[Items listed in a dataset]
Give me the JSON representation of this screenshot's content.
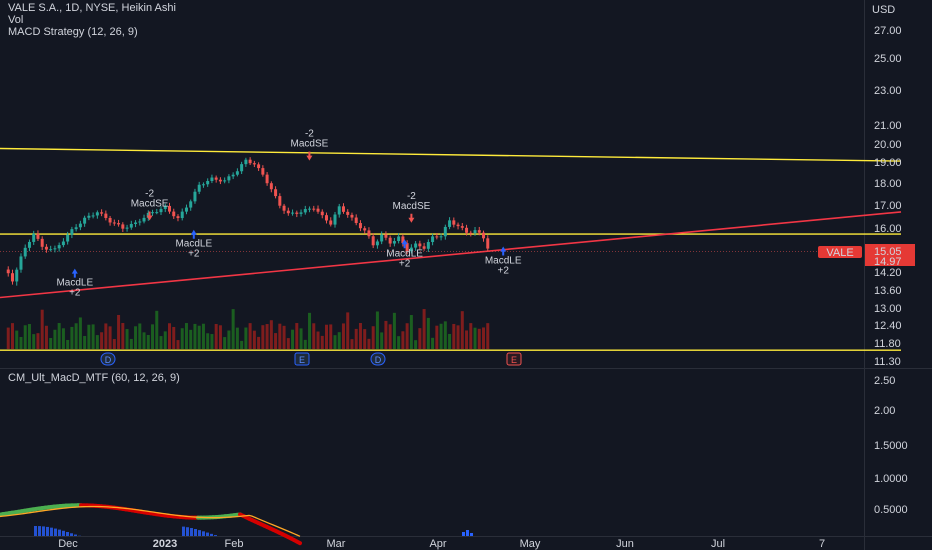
{
  "header": {
    "symbol_line": "VALE S.A., 1D, NYSE, Heikin Ashi",
    "vol_label": "Vol",
    "strategy_label": "MACD Strategy (12, 26, 9)",
    "indicator_label": "CM_Ult_MacD_MTF (60, 12, 26, 9)",
    "currency": "USD"
  },
  "colors": {
    "background": "#131722",
    "up": "#26a69a",
    "down": "#ef5350",
    "trend_yellow": "#ffeb3b",
    "trend_red": "#f23645",
    "vol_up": "#1b5e20",
    "vol_down": "#7f1d1d",
    "macd_up": "#4caf50",
    "macd_down": "#d50000",
    "signal": "#ffa726"
  },
  "chart_data": {
    "type": "candlestick",
    "price_axis_ticks": [
      "27.00",
      "25.00",
      "23.00",
      "21.00",
      "20.00",
      "19.00",
      "18.00",
      "17.00",
      "16.00",
      "14.20",
      "13.60",
      "13.00",
      "12.40",
      "11.80",
      "11.30"
    ],
    "price_labels": {
      "symbol": "VALE",
      "last": "15.05",
      "prev": "14.97"
    },
    "time_axis_ticks": [
      "Dec",
      "2023",
      "Feb",
      "Mar",
      "Apr",
      "May",
      "Jun",
      "Jul",
      "7"
    ],
    "event_markers": [
      "D",
      "E",
      "D",
      "E"
    ],
    "signals": [
      {
        "type": "long",
        "label": "MacdLE",
        "qty": "+2",
        "date": "2022-11-16",
        "price": 14.5
      },
      {
        "type": "short",
        "label": "MacdSE",
        "qty": "-2",
        "date": "2022-12-08",
        "price": 16.5
      },
      {
        "type": "long",
        "label": "MacdLE",
        "qty": "+2",
        "date": "2022-12-21",
        "price": 16.1
      },
      {
        "type": "short",
        "label": "MacdSE",
        "qty": "-2",
        "date": "2023-01-24",
        "price": 19.3
      },
      {
        "type": "long",
        "label": "MacdLE",
        "qty": "+2",
        "date": "2023-02-21",
        "price": 15.7
      },
      {
        "type": "short",
        "label": "MacdSE",
        "qty": "-2",
        "date": "2023-02-23",
        "price": 16.4
      },
      {
        "type": "long",
        "label": "MacdLE",
        "qty": "+2",
        "date": "2023-03-22",
        "price": 15.4
      }
    ],
    "trendlines": [
      {
        "color": "yellow",
        "from": {
          "date": "2022-10-25",
          "price": 19.75
        },
        "to": {
          "date": "2023-07-17",
          "price": 19.05
        }
      },
      {
        "color": "yellow",
        "from": {
          "date": "2022-10-25",
          "price": 15.75
        },
        "to": {
          "date": "2023-07-17",
          "price": 15.75
        }
      },
      {
        "color": "red",
        "from": {
          "date": "2022-10-25",
          "price": 13.35
        },
        "to": {
          "date": "2023-07-17",
          "price": 16.7
        }
      },
      {
        "color": "yellow",
        "from": {
          "date": "2022-10-25",
          "price": 11.6
        },
        "to": {
          "date": "2023-07-17",
          "price": 11.6
        }
      }
    ],
    "indicator_axis_ticks": [
      "2.50",
      "2.00",
      "1.5000",
      "1.0000",
      "0.5000"
    ]
  }
}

== DIRECTION ==
Write the entries above out in full, exactly, with no images.

== ANSWER ==
Give me the JSON representation of this screenshot's content.
{
  "header": {
    "symbol_line": "VALE S.A., 1D, NYSE, Heikin Ashi",
    "vol_label": "Vol",
    "strategy_label": "MACD Strategy (12, 26, 9)",
    "indicator_label": "CM_Ult_MacD_MTF (60, 12, 26, 9)",
    "currency": "USD"
  },
  "colors": {
    "background": "#131722",
    "up": "#26a69a",
    "down": "#ef5350",
    "trend_yellow": "#ffeb3b",
    "trend_red": "#f23645",
    "vol_up": "#1b5e20",
    "vol_down": "#7f1d1d",
    "macd_up": "#4caf50",
    "macd_down": "#d50000",
    "signal": "#ffa726"
  },
  "chart_data": {
    "type": "candlestick",
    "price_axis_ticks": [
      "27.00",
      "25.00",
      "23.00",
      "21.00",
      "20.00",
      "19.00",
      "18.00",
      "17.00",
      "16.00",
      "14.20",
      "13.60",
      "13.00",
      "12.40",
      "11.80",
      "11.30"
    ],
    "price_labels": {
      "symbol": "VALE",
      "last": "15.05",
      "prev": "14.97"
    },
    "time_axis_ticks": [
      "Dec",
      "2023",
      "Feb",
      "Mar",
      "Apr",
      "May",
      "Jun",
      "Jul",
      "7"
    ],
    "event_markers": [
      "D",
      "E",
      "D",
      "E"
    ],
    "signals": [
      {
        "type": "long",
        "label": "MacdLE",
        "qty": "+2",
        "date": "2022-11-16",
        "price": 14.5
      },
      {
        "type": "short",
        "label": "MacdSE",
        "qty": "-2",
        "date": "2022-12-08",
        "price": 16.5
      },
      {
        "type": "long",
        "label": "MacdLE",
        "qty": "+2",
        "date": "2022-12-21",
        "price": 16.1
      },
      {
        "type": "short",
        "label": "MacdSE",
        "qty": "-2",
        "date": "2023-01-24",
        "price": 19.3
      },
      {
        "type": "long",
        "label": "MacdLE",
        "qty": "+2",
        "date": "2023-02-21",
        "price": 15.7
      },
      {
        "type": "short",
        "label": "MacdSE",
        "qty": "-2",
        "date": "2023-02-23",
        "price": 16.4
      },
      {
        "type": "long",
        "label": "MacdLE",
        "qty": "+2",
        "date": "2023-03-22",
        "price": 15.4
      }
    ],
    "trendlines": [
      {
        "color": "yellow",
        "from": {
          "date": "2022-10-25",
          "price": 19.75
        },
        "to": {
          "date": "2023-07-17",
          "price": 19.05
        }
      },
      {
        "color": "yellow",
        "from": {
          "date": "2022-10-25",
          "price": 15.75
        },
        "to": {
          "date": "2023-07-17",
          "price": 15.75
        }
      },
      {
        "color": "red",
        "from": {
          "date": "2022-10-25",
          "price": 13.35
        },
        "to": {
          "date": "2023-07-17",
          "price": 16.7
        }
      },
      {
        "color": "yellow",
        "from": {
          "date": "2022-10-25",
          "price": 11.6
        },
        "to": {
          "date": "2023-07-17",
          "price": 11.6
        }
      }
    ],
    "indicator_axis_ticks": [
      "2.50",
      "2.00",
      "1.5000",
      "1.0000",
      "0.5000"
    ]
  }
}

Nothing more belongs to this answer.